- _What needs to be done_: Nothing but the lines from the one with "Output the text content of this document." to the final line should be returned, each exactly as it appears.

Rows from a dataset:
____

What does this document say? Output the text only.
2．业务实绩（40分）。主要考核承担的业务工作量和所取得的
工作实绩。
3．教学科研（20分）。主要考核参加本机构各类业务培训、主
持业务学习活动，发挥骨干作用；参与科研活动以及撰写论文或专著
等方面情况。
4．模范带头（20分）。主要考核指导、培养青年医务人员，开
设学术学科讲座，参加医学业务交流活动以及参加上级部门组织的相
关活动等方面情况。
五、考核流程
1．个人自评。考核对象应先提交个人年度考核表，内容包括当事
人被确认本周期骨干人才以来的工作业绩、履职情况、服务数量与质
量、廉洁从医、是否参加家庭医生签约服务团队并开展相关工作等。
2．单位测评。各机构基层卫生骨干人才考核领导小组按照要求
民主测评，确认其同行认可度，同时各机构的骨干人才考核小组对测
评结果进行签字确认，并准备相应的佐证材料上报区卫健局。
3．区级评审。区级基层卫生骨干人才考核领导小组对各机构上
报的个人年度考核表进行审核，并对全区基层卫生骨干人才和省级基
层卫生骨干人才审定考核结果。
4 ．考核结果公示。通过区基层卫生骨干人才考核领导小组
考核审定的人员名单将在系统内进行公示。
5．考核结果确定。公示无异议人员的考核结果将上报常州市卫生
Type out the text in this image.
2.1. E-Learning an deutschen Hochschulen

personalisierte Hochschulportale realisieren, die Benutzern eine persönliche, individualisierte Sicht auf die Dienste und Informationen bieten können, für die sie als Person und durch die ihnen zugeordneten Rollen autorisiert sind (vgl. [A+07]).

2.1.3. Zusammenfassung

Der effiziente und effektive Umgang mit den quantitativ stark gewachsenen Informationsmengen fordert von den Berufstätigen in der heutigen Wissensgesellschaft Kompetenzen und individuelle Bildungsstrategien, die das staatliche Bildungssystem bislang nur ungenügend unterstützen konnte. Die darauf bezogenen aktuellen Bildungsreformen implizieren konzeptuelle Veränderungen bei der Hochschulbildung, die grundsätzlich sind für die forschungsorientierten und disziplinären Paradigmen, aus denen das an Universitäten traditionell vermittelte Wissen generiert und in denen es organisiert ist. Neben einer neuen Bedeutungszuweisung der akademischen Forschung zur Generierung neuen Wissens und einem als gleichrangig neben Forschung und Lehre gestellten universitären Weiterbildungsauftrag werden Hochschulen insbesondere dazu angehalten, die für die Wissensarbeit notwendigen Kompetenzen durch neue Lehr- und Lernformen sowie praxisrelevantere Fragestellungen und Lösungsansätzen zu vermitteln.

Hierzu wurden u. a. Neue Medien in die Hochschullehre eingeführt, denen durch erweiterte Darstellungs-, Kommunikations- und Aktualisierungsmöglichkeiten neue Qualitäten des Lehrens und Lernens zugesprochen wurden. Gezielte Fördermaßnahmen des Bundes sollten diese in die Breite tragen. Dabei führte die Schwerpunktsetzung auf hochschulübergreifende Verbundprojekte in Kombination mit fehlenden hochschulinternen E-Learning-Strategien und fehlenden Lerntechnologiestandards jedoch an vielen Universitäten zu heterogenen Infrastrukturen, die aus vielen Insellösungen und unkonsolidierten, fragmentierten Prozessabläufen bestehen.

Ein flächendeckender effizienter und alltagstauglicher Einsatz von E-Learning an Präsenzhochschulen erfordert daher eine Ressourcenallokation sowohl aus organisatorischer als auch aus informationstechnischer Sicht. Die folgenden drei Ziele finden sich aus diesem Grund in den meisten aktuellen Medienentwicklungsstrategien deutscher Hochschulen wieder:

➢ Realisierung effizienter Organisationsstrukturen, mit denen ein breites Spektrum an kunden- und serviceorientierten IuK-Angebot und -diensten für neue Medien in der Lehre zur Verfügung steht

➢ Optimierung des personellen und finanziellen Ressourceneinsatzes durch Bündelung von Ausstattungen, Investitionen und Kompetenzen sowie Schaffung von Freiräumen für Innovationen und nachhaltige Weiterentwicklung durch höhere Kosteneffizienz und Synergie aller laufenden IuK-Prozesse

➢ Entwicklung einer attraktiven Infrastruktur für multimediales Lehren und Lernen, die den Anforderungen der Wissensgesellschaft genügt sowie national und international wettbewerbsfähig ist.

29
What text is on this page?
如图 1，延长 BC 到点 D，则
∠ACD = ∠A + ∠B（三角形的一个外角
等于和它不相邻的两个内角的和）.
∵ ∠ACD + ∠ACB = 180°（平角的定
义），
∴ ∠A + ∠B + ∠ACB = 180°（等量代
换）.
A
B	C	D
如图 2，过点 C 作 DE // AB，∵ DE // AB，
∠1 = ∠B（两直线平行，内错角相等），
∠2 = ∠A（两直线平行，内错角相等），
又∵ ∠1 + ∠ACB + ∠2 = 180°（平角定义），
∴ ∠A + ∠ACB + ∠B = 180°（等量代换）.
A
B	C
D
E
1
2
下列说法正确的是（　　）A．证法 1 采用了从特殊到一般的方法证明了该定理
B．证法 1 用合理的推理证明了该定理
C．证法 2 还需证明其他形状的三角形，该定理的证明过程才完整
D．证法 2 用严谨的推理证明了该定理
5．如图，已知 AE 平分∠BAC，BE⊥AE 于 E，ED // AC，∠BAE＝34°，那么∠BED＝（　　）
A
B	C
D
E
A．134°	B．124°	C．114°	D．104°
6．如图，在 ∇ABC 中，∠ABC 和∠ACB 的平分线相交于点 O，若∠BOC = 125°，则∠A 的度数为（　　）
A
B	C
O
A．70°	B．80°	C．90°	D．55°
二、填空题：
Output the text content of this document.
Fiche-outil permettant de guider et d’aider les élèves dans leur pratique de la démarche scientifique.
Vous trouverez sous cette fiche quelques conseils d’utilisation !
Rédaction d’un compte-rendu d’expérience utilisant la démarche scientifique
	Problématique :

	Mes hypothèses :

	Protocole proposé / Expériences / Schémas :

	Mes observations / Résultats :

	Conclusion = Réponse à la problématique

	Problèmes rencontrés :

____

- _Problem solution_:
Output the text content of this document.
Fiche-outil permettant de guider et d’aider les élèves dans leur pratique de la démarche scientifique.
Vous trouverez sous cette fiche quelques conseils d’utilisation !
Rédaction d’un compte-rendu d’expérience utilisant la démarche scientifique
	Problématique :

	Mes hypothèses :

	Protocole proposé / Expériences / Schémas :

	Mes observations / Résultats :

	Conclusion = Réponse à la problématique

	Problèmes rencontrés :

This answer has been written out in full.